### What is needed
Lines holding the string "slope" are the ones to copy from this listing.

====

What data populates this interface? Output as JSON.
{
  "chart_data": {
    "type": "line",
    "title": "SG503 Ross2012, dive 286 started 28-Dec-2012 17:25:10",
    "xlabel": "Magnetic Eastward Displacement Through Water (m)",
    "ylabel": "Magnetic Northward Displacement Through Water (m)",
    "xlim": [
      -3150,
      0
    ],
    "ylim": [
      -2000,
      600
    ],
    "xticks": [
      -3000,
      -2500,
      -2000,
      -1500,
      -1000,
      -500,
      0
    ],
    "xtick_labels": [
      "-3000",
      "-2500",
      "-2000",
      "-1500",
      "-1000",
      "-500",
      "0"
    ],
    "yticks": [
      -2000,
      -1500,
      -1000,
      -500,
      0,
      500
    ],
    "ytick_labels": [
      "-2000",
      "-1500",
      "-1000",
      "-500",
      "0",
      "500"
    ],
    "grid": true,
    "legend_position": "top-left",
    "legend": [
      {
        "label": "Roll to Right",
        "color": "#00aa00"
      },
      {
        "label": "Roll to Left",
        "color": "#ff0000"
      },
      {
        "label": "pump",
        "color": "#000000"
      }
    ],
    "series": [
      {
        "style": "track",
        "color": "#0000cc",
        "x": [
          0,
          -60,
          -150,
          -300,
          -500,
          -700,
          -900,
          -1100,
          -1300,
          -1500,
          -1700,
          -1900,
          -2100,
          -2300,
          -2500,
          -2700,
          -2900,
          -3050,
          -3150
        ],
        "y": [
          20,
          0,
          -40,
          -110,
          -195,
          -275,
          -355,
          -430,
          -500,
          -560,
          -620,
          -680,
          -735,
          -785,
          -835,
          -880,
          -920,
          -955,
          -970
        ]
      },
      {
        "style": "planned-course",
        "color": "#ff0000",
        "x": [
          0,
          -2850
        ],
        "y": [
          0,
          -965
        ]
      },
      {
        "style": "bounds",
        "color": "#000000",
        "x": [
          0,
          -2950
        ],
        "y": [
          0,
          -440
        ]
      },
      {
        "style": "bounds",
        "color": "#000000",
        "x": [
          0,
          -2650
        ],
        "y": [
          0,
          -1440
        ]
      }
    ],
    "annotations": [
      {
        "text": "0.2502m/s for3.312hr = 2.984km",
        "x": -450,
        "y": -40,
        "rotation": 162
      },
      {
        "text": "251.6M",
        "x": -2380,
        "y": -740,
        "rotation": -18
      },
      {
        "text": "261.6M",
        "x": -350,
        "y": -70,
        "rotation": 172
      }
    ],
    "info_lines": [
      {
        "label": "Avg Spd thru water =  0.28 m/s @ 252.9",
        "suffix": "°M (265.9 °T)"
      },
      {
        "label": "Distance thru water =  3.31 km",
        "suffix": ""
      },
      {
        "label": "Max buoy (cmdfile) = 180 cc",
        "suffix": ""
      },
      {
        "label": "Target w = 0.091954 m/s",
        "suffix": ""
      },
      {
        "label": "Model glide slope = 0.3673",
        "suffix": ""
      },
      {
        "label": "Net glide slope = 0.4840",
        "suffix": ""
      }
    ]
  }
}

====

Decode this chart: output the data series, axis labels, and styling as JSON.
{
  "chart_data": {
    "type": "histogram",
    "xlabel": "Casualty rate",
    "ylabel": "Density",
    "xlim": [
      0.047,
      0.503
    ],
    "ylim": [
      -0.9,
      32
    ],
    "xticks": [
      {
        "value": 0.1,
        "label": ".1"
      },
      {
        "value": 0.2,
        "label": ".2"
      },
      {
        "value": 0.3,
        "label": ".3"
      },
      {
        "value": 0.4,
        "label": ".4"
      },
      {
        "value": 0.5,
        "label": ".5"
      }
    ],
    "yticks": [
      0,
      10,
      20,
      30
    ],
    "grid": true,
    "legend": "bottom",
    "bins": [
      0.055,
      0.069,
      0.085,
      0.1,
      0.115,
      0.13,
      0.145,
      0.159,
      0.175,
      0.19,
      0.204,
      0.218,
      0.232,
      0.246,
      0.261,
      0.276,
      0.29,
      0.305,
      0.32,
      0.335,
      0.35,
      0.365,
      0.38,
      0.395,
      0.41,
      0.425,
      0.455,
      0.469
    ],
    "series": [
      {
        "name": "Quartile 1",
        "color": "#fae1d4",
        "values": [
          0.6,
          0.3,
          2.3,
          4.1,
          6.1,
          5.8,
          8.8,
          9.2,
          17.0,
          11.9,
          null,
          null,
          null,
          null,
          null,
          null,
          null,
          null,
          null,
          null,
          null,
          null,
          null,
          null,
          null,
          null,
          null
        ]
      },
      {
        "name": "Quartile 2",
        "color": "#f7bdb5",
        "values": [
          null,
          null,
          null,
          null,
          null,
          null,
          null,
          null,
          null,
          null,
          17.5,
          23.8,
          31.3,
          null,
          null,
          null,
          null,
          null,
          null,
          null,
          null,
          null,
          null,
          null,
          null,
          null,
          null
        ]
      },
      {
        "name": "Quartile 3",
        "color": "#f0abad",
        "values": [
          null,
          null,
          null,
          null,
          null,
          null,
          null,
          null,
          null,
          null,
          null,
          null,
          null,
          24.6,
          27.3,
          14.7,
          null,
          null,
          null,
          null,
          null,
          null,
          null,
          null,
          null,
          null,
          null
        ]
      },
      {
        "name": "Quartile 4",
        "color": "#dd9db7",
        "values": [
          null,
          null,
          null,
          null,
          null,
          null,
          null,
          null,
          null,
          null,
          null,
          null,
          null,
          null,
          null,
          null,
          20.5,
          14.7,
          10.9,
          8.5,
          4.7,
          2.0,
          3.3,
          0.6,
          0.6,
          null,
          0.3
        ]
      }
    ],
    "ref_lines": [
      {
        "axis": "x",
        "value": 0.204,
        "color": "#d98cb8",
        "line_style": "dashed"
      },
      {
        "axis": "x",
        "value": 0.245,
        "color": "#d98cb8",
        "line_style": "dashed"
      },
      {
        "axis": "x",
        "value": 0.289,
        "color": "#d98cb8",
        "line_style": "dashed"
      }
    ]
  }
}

====

### Solved problem
        "label": "Model glide slope = 0.3673",
        "label": "Net glide slope = 0.4840",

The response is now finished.